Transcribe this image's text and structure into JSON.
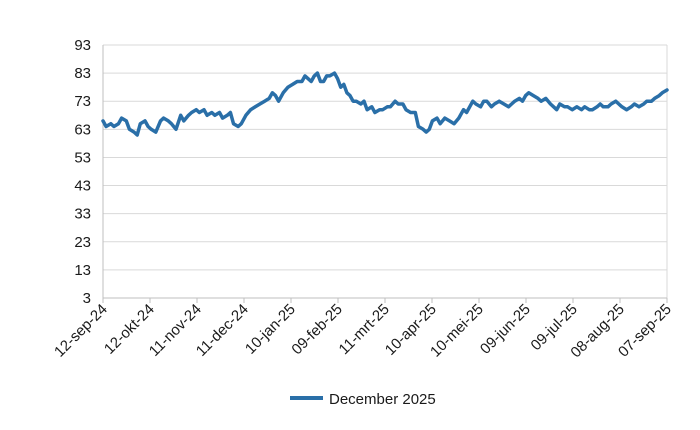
{
  "chart_data": {
    "type": "line",
    "title": "",
    "xlabel": "",
    "ylabel": "",
    "ylim": [
      3,
      93
    ],
    "yticks": [
      3,
      13,
      23,
      33,
      43,
      53,
      63,
      73,
      83,
      93
    ],
    "x_range": [
      "2024-09-12",
      "2025-09-10"
    ],
    "x_tick_labels": [
      "12-sep-24",
      "12-okt-24",
      "11-nov-24",
      "11-dec-24",
      "10-jan-25",
      "09-feb-25",
      "11-mrt-25",
      "10-apr-25",
      "10-mei-25",
      "09-jun-25",
      "09-jul-25",
      "08-aug-25",
      "07-sep-25"
    ],
    "grid": "horizontal",
    "legend_position": "bottom",
    "line_color": "#2a6fa8",
    "series": [
      {
        "name": "December 2025",
        "points": [
          [
            "2024-09-12",
            66
          ],
          [
            "2024-09-14",
            64
          ],
          [
            "2024-09-17",
            65
          ],
          [
            "2024-09-19",
            64
          ],
          [
            "2024-09-22",
            65
          ],
          [
            "2024-09-24",
            67
          ],
          [
            "2024-09-27",
            66
          ],
          [
            "2024-09-29",
            63
          ],
          [
            "2024-10-02",
            62
          ],
          [
            "2024-10-04",
            61
          ],
          [
            "2024-10-06",
            65
          ],
          [
            "2024-10-09",
            66
          ],
          [
            "2024-10-11",
            64
          ],
          [
            "2024-10-13",
            63
          ],
          [
            "2024-10-16",
            62
          ],
          [
            "2024-10-19",
            66
          ],
          [
            "2024-10-21",
            67
          ],
          [
            "2024-10-24",
            66
          ],
          [
            "2024-10-26",
            65
          ],
          [
            "2024-10-29",
            63
          ],
          [
            "2024-11-01",
            68
          ],
          [
            "2024-11-03",
            66
          ],
          [
            "2024-11-06",
            68
          ],
          [
            "2024-11-08",
            69
          ],
          [
            "2024-11-11",
            70
          ],
          [
            "2024-11-13",
            69
          ],
          [
            "2024-11-16",
            70
          ],
          [
            "2024-11-18",
            68
          ],
          [
            "2024-11-21",
            69
          ],
          [
            "2024-11-23",
            68
          ],
          [
            "2024-11-26",
            69
          ],
          [
            "2024-11-28",
            67
          ],
          [
            "2024-12-01",
            68
          ],
          [
            "2024-12-03",
            69
          ],
          [
            "2024-12-05",
            65
          ],
          [
            "2024-12-08",
            64
          ],
          [
            "2024-12-10",
            65
          ],
          [
            "2024-12-13",
            68
          ],
          [
            "2024-12-16",
            70
          ],
          [
            "2024-12-19",
            71
          ],
          [
            "2024-12-22",
            72
          ],
          [
            "2024-12-25",
            73
          ],
          [
            "2024-12-28",
            74
          ],
          [
            "2024-12-30",
            76
          ],
          [
            "2025-01-01",
            75
          ],
          [
            "2025-01-03",
            73
          ],
          [
            "2025-01-06",
            76
          ],
          [
            "2025-01-09",
            78
          ],
          [
            "2025-01-12",
            79
          ],
          [
            "2025-01-15",
            80
          ],
          [
            "2025-01-18",
            80
          ],
          [
            "2025-01-20",
            82
          ],
          [
            "2025-01-22",
            81
          ],
          [
            "2025-01-24",
            80
          ],
          [
            "2025-01-26",
            82
          ],
          [
            "2025-01-28",
            83
          ],
          [
            "2025-01-30",
            80
          ],
          [
            "2025-02-01",
            80
          ],
          [
            "2025-02-03",
            82
          ],
          [
            "2025-02-05",
            82
          ],
          [
            "2025-02-08",
            83
          ],
          [
            "2025-02-10",
            81
          ],
          [
            "2025-02-12",
            78
          ],
          [
            "2025-02-14",
            79
          ],
          [
            "2025-02-16",
            76
          ],
          [
            "2025-02-18",
            75
          ],
          [
            "2025-02-20",
            73
          ],
          [
            "2025-02-22",
            73
          ],
          [
            "2025-02-25",
            72
          ],
          [
            "2025-02-27",
            73
          ],
          [
            "2025-03-01",
            70
          ],
          [
            "2025-03-04",
            71
          ],
          [
            "2025-03-06",
            69
          ],
          [
            "2025-03-09",
            70
          ],
          [
            "2025-03-11",
            70
          ],
          [
            "2025-03-14",
            71
          ],
          [
            "2025-03-16",
            71
          ],
          [
            "2025-03-19",
            73
          ],
          [
            "2025-03-21",
            72
          ],
          [
            "2025-03-24",
            72
          ],
          [
            "2025-03-26",
            70
          ],
          [
            "2025-03-29",
            69
          ],
          [
            "2025-04-01",
            69
          ],
          [
            "2025-04-03",
            64
          ],
          [
            "2025-04-06",
            63
          ],
          [
            "2025-04-08",
            62
          ],
          [
            "2025-04-10",
            63
          ],
          [
            "2025-04-12",
            66
          ],
          [
            "2025-04-15",
            67
          ],
          [
            "2025-04-17",
            65
          ],
          [
            "2025-04-20",
            67
          ],
          [
            "2025-04-23",
            66
          ],
          [
            "2025-04-26",
            65
          ],
          [
            "2025-04-29",
            67
          ],
          [
            "2025-05-02",
            70
          ],
          [
            "2025-05-04",
            69
          ],
          [
            "2025-05-06",
            71
          ],
          [
            "2025-05-08",
            73
          ],
          [
            "2025-05-10",
            72
          ],
          [
            "2025-05-13",
            71
          ],
          [
            "2025-05-15",
            73
          ],
          [
            "2025-05-17",
            73
          ],
          [
            "2025-05-20",
            71
          ],
          [
            "2025-05-22",
            72
          ],
          [
            "2025-05-25",
            73
          ],
          [
            "2025-05-28",
            72
          ],
          [
            "2025-05-31",
            71
          ],
          [
            "2025-06-02",
            72
          ],
          [
            "2025-06-04",
            73
          ],
          [
            "2025-06-07",
            74
          ],
          [
            "2025-06-09",
            73
          ],
          [
            "2025-06-11",
            75
          ],
          [
            "2025-06-13",
            76
          ],
          [
            "2025-06-16",
            75
          ],
          [
            "2025-06-19",
            74
          ],
          [
            "2025-06-21",
            73
          ],
          [
            "2025-06-24",
            74
          ],
          [
            "2025-06-27",
            72
          ],
          [
            "2025-06-29",
            71
          ],
          [
            "2025-07-01",
            70
          ],
          [
            "2025-07-03",
            72
          ],
          [
            "2025-07-06",
            71
          ],
          [
            "2025-07-08",
            71
          ],
          [
            "2025-07-11",
            70
          ],
          [
            "2025-07-14",
            71
          ],
          [
            "2025-07-17",
            70
          ],
          [
            "2025-07-19",
            71
          ],
          [
            "2025-07-22",
            70
          ],
          [
            "2025-07-24",
            70
          ],
          [
            "2025-07-27",
            71
          ],
          [
            "2025-07-29",
            72
          ],
          [
            "2025-07-31",
            71
          ],
          [
            "2025-08-03",
            71
          ],
          [
            "2025-08-05",
            72
          ],
          [
            "2025-08-08",
            73
          ],
          [
            "2025-08-10",
            72
          ],
          [
            "2025-08-12",
            71
          ],
          [
            "2025-08-15",
            70
          ],
          [
            "2025-08-18",
            71
          ],
          [
            "2025-08-20",
            72
          ],
          [
            "2025-08-23",
            71
          ],
          [
            "2025-08-26",
            72
          ],
          [
            "2025-08-28",
            73
          ],
          [
            "2025-08-31",
            73
          ],
          [
            "2025-09-02",
            74
          ],
          [
            "2025-09-05",
            75
          ],
          [
            "2025-09-07",
            76
          ],
          [
            "2025-09-10",
            77
          ]
        ]
      }
    ]
  }
}
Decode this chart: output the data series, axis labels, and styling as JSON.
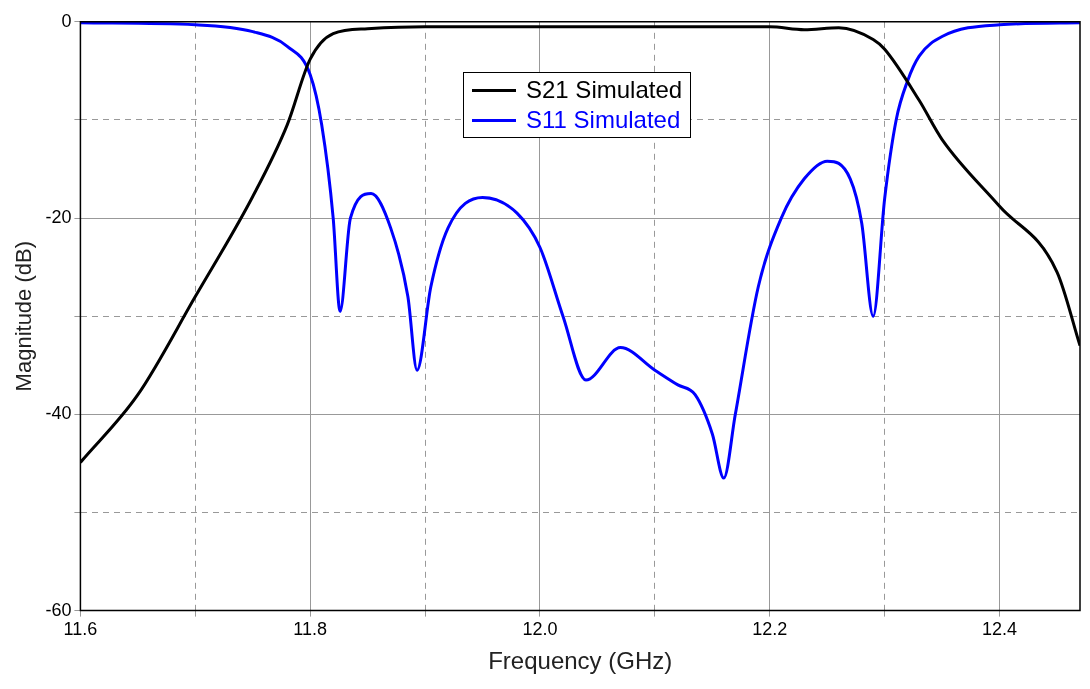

__AIM OF THE EXERCISE__
Pictures excluded, quote all the data above exactly.

__TASK RESPONSE__
Transcribe this image's text and structure into JSON.
{
  "chart_data": {
    "type": "line",
    "title": "",
    "xlabel": "",
    "ylabel": "",
    "ylim": [
      3,
      93
    ],
    "yticks": [
      3,
      13,
      23,
      33,
      43,
      53,
      63,
      73,
      83,
      93
    ],
    "x_range": [
      "2024-09-12",
      "2025-09-10"
    ],
    "x_tick_labels": [
      "12-sep-24",
      "12-okt-24",
      "11-nov-24",
      "11-dec-24",
      "10-jan-25",
      "09-feb-25",
      "11-mrt-25",
      "10-apr-25",
      "10-mei-25",
      "09-jun-25",
      "09-jul-25",
      "08-aug-25",
      "07-sep-25"
    ],
    "grid": "horizontal",
    "legend_position": "bottom",
    "line_color": "#2a6fa8",
    "series": [
      {
        "name": "December 2025",
        "points": [
          [
            "2024-09-12",
            66
          ],
          [
            "2024-09-14",
            64
          ],
          [
            "2024-09-17",
            65
          ],
          [
            "2024-09-19",
            64
          ],
          [
            "2024-09-22",
            65
          ],
          [
            "2024-09-24",
            67
          ],
          [
            "2024-09-27",
            66
          ],
          [
            "2024-09-29",
            63
          ],
          [
            "2024-10-02",
            62
          ],
          [
            "2024-10-04",
            61
          ],
          [
            "2024-10-06",
            65
          ],
          [
            "2024-10-09",
            66
          ],
          [
            "2024-10-11",
            64
          ],
          [
            "2024-10-13",
            63
          ],
          [
            "2024-10-16",
            62
          ],
          [
            "2024-10-19",
            66
          ],
          [
            "2024-10-21",
            67
          ],
          [
            "2024-10-24",
            66
          ],
          [
            "2024-10-26",
            65
          ],
          [
            "2024-10-29",
            63
          ],
          [
            "2024-11-01",
            68
          ],
          [
            "2024-11-03",
            66
          ],
          [
            "2024-11-06",
            68
          ],
          [
            "2024-11-08",
            69
          ],
          [
            "2024-11-11",
            70
          ],
          [
            "2024-11-13",
            69
          ],
          [
            "2024-11-16",
            70
          ],
          [
            "2024-11-18",
            68
          ],
          [
            "2024-11-21",
            69
          ],
          [
            "2024-11-23",
            68
          ],
          [
            "2024-11-26",
            69
          ],
          [
            "2024-11-28",
            67
          ],
          [
            "2024-12-01",
            68
          ],
          [
            "2024-12-03",
            69
          ],
          [
            "2024-12-05",
            65
          ],
          [
            "2024-12-08",
            64
          ],
          [
            "2024-12-10",
            65
          ],
          [
            "2024-12-13",
            68
          ],
          [
            "2024-12-16",
            70
          ],
          [
            "2024-12-19",
            71
          ],
          [
            "2024-12-22",
            72
          ],
          [
            "2024-12-25",
            73
          ],
          [
            "2024-12-28",
            74
          ],
          [
            "2024-12-30",
            76
          ],
          [
            "2025-01-01",
            75
          ],
          [
            "2025-01-03",
            73
          ],
          [
            "2025-01-06",
            76
          ],
          [
            "2025-01-09",
            78
          ],
          [
            "2025-01-12",
            79
          ],
          [
            "2025-01-15",
            80
          ],
          [
            "2025-01-18",
            80
          ],
          [
            "2025-01-20",
            82
          ],
          [
            "2025-01-22",
            81
          ],
          [
            "2025-01-24",
            80
          ],
          [
            "2025-01-26",
            82
          ],
          [
            "2025-01-28",
            83
          ],
          [
            "2025-01-30",
            80
          ],
          [
            "2025-02-01",
            80
          ],
          [
            "2025-02-03",
            82
          ],
          [
            "2025-02-05",
            82
          ],
          [
            "2025-02-08",
            83
          ],
          [
            "2025-02-10",
            81
          ],
          [
            "2025-02-12",
            78
          ],
          [
            "2025-02-14",
            79
          ],
          [
            "2025-02-16",
            76
          ],
          [
            "2025-02-18",
            75
          ],
          [
            "2025-02-20",
            73
          ],
          [
            "2025-02-22",
            73
          ],
          [
            "2025-02-25",
            72
          ],
          [
            "2025-02-27",
            73
          ],
          [
            "2025-03-01",
            70
          ],
          [
            "2025-03-04",
            71
          ],
          [
            "2025-03-06",
            69
          ],
          [
            "2025-03-09",
            70
          ],
          [
            "2025-03-11",
            70
          ],
          [
            "2025-03-14",
            71
          ],
          [
            "2025-03-16",
            71
          ],
          [
            "2025-03-19",
            73
          ],
          [
            "2025-03-21",
            72
          ],
          [
            "2025-03-24",
            72
          ],
          [
            "2025-03-26",
            70
          ],
          [
            "2025-03-29",
            69
          ],
          [
            "2025-04-01",
            69
          ],
          [
            "2025-04-03",
            64
          ],
          [
            "2025-04-06",
            63
          ],
          [
            "2025-04-08",
            62
          ],
          [
            "2025-04-10",
            63
          ],
          [
            "2025-04-12",
            66
          ],
          [
            "2025-04-15",
            67
          ],
          [
            "2025-04-17",
            65
          ],
          [
            "2025-04-20",
            67
          ],
          [
            "2025-04-23",
            66
          ],
          [
            "2025-04-26",
            65
          ],
          [
            "2025-04-29",
            67
          ],
          [
            "2025-05-02",
            70
          ],
          [
            "2025-05-04",
            69
          ],
          [
            "2025-05-06",
            71
          ],
          [
            "2025-05-08",
            73
          ],
          [
            "2025-05-10",
            72
          ],
          [
            "2025-05-13",
            71
          ],
          [
            "2025-05-15",
            73
          ],
          [
            "2025-05-17",
            73
          ],
          [
            "2025-05-20",
            71
          ],
          [
            "2025-05-22",
            72
          ],
          [
            "2025-05-25",
            73
          ],
          [
            "2025-05-28",
            72
          ],
          [
            "2025-05-31",
            71
          ],
          [
            "2025-06-02",
            72
          ],
          [
            "2025-06-04",
            73
          ],
          [
            "2025-06-07",
            74
          ],
          [
            "2025-06-09",
            73
          ],
          [
            "2025-06-11",
            75
          ],
          [
            "2025-06-13",
            76
          ],
          [
            "2025-06-16",
            75
          ],
          [
            "2025-06-19",
            74
          ],
          [
            "2025-06-21",
            73
          ],
          [
            "2025-06-24",
            74
          ],
          [
            "2025-06-27",
            72
          ],
          [
            "2025-06-29",
            71
          ],
          [
            "2025-07-01",
            70
          ],
          [
            "2025-07-03",
            72
          ],
          [
            "2025-07-06",
            71
          ],
          [
            "2025-07-08",
            71
          ],
          [
            "2025-07-11",
            70
          ],
          [
            "2025-07-14",
            71
          ],
          [
            "2025-07-17",
            70
          ],
          [
            "2025-07-19",
            71
          ],
          [
            "2025-07-22",
            70
          ],
          [
            "2025-07-24",
            70
          ],
          [
            "2025-07-27",
            71
          ],
          [
            "2025-07-29",
            72
          ],
          [
            "2025-07-31",
            71
          ],
          [
            "2025-08-03",
            71
          ],
          [
            "2025-08-05",
            72
          ],
          [
            "2025-08-08",
            73
          ],
          [
            "2025-08-10",
            72
          ],
          [
            "2025-08-12",
            71
          ],
          [
            "2025-08-15",
            70
          ],
          [
            "2025-08-18",
            71
          ],
          [
            "2025-08-20",
            72
          ],
          [
            "2025-08-23",
            71
          ],
          [
            "2025-08-26",
            72
          ],
          [
            "2025-08-28",
            73
          ],
          [
            "2025-08-31",
            73
          ],
          [
            "2025-09-02",
            74
          ],
          [
            "2025-09-05",
            75
          ],
          [
            "2025-09-07",
            76
          ],
          [
            "2025-09-10",
            77
          ]
        ]
      }
    ]
  }
}
Decode this chart: output the data series, axis labels, and styling as JSON.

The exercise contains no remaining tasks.